- The exercise -
Keep only the lines of the data below that contain "Forecast", and copy them.

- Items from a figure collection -

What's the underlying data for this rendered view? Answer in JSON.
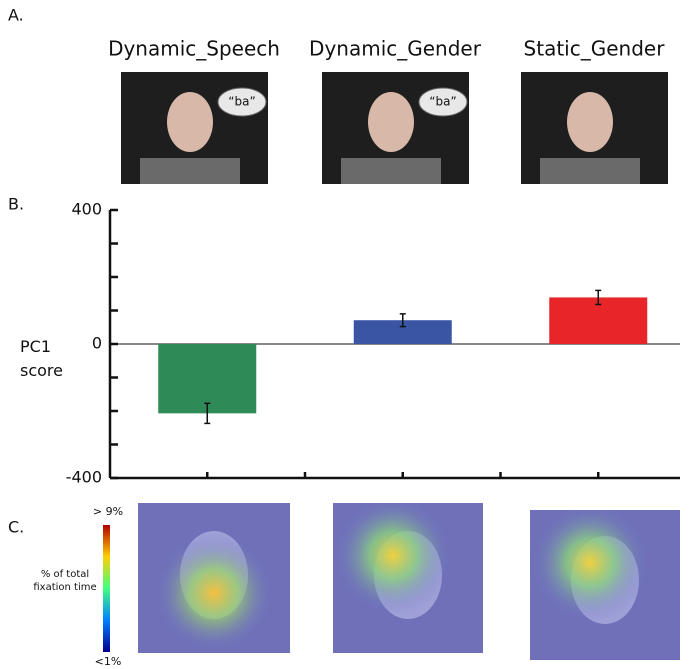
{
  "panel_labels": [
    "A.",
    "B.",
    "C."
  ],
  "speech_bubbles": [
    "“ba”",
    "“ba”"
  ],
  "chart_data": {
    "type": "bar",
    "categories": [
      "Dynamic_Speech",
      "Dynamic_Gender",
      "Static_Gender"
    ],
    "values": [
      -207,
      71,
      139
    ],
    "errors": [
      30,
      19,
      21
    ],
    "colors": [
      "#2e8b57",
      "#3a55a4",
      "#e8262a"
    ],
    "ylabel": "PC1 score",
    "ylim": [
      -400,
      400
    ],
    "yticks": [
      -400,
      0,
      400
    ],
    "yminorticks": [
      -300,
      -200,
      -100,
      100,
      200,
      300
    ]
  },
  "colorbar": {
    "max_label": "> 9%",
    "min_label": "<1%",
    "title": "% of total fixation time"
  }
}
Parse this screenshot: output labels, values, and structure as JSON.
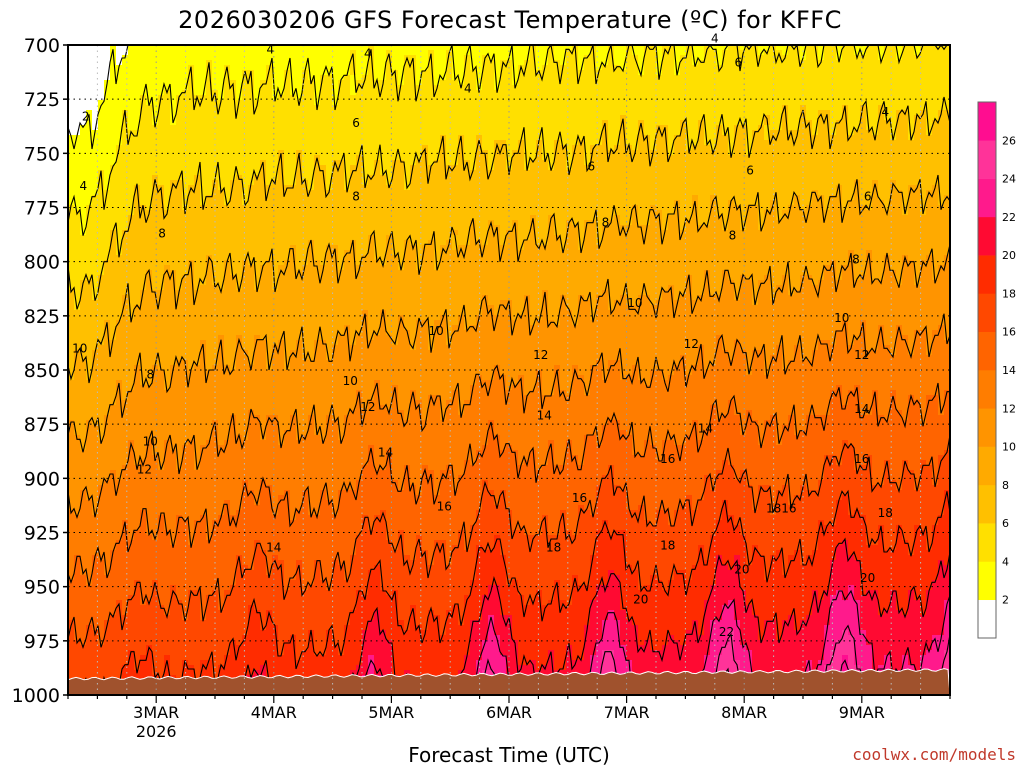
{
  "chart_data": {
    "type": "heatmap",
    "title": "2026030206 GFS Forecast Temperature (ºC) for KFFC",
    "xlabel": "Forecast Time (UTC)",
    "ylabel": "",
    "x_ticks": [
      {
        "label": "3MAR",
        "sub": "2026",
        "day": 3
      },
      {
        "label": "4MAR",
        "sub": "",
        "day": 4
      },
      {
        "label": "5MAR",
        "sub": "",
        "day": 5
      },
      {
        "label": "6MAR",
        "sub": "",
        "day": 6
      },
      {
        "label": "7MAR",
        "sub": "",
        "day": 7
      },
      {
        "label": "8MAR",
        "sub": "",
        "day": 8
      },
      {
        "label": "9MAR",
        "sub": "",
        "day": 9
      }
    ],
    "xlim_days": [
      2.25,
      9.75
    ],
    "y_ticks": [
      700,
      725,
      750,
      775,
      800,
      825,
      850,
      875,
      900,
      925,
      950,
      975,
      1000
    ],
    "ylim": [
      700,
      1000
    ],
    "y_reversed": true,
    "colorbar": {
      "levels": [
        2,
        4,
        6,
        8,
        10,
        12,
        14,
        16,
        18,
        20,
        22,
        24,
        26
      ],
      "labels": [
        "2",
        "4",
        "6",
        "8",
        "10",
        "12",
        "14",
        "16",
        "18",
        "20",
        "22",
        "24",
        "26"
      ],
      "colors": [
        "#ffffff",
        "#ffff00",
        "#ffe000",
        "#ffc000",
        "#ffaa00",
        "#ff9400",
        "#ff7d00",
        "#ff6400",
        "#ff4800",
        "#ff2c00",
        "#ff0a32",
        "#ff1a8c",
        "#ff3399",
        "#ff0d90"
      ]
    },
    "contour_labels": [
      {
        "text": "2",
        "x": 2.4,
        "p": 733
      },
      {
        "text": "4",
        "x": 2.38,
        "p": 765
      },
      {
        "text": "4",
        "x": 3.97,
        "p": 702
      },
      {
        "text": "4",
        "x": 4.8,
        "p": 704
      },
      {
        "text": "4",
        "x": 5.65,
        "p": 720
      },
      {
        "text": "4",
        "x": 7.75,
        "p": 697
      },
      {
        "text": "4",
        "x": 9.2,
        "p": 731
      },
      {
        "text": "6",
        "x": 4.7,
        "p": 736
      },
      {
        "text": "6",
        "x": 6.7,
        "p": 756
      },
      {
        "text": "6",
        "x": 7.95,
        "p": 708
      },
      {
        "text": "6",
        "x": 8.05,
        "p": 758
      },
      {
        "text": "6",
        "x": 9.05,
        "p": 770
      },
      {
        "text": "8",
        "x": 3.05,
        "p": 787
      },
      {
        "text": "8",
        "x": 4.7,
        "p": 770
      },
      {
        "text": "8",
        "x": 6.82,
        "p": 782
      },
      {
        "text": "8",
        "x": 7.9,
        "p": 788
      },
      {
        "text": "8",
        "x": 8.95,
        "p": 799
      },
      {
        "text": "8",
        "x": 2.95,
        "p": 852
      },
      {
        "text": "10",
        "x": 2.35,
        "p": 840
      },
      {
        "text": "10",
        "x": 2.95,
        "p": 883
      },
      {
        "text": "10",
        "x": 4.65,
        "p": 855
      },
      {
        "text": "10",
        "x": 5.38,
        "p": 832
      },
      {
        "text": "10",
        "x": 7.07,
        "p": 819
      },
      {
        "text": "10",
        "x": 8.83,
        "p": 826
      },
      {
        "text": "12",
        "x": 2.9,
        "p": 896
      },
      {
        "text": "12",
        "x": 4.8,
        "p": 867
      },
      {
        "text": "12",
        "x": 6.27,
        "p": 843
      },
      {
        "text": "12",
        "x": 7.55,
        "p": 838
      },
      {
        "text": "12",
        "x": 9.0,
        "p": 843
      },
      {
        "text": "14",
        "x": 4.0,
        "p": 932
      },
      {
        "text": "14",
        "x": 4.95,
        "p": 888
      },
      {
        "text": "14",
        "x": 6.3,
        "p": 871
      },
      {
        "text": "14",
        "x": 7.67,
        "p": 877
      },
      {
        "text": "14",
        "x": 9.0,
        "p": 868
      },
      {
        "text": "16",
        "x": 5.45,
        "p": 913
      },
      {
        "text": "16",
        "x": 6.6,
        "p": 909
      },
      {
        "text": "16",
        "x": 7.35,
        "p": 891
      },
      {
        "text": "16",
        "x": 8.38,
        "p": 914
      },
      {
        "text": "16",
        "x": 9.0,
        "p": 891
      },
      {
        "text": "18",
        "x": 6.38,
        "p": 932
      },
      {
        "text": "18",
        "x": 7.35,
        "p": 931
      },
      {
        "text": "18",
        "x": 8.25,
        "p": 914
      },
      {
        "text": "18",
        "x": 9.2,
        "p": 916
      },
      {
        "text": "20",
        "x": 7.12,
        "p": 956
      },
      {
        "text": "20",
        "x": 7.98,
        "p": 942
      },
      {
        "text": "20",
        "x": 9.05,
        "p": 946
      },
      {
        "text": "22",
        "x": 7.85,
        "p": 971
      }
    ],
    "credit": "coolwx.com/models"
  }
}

- Result below -
    "title": "2026030206 GFS Forecast Temperature (ºC) for KFFC",
    "xlabel": "Forecast Time (UTC)",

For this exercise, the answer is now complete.